[Structured figure records]

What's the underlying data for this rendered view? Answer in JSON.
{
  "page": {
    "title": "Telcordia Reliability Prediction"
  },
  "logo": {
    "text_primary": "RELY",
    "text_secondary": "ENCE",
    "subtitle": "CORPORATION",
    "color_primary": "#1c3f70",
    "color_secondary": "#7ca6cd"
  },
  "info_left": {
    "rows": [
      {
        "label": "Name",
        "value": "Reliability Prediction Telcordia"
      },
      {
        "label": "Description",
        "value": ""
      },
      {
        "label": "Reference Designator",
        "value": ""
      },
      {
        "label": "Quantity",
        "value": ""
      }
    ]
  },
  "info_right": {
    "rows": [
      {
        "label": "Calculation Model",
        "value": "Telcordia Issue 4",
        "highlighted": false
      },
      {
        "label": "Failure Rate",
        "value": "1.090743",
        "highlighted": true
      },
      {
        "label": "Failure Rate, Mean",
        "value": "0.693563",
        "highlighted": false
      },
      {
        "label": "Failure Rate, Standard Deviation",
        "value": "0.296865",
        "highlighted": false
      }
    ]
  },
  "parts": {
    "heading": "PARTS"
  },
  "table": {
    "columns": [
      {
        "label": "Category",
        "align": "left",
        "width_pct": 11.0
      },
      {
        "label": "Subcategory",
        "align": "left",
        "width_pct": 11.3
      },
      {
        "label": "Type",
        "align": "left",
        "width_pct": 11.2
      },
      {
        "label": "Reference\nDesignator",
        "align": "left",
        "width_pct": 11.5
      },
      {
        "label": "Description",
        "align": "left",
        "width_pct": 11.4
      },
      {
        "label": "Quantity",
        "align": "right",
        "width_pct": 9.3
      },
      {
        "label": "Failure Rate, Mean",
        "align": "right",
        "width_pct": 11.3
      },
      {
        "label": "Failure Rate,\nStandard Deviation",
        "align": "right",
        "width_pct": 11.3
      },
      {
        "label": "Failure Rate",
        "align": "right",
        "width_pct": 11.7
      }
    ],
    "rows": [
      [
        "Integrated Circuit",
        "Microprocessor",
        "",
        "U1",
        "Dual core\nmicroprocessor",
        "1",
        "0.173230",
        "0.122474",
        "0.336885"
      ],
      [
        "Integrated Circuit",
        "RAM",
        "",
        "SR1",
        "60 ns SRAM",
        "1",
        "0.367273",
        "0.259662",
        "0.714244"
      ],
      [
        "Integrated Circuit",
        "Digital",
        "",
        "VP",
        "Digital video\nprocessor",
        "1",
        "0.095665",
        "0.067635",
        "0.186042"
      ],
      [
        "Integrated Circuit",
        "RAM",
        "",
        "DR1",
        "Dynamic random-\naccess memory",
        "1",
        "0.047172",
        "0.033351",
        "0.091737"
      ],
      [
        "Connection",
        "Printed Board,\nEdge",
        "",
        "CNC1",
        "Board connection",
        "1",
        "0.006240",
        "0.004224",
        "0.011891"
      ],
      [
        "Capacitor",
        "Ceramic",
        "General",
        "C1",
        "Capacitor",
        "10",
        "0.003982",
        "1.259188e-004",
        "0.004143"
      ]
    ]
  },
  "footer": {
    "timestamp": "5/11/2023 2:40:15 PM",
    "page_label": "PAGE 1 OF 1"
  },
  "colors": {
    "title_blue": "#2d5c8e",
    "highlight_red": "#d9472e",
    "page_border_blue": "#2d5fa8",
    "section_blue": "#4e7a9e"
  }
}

# [Problem details]
Collect, from the material above, every line containing the word "Reliability".

# [Exercise result]
    "title": "Telcordia Reliability Prediction"
        "value": "Reliability Prediction Telcordia"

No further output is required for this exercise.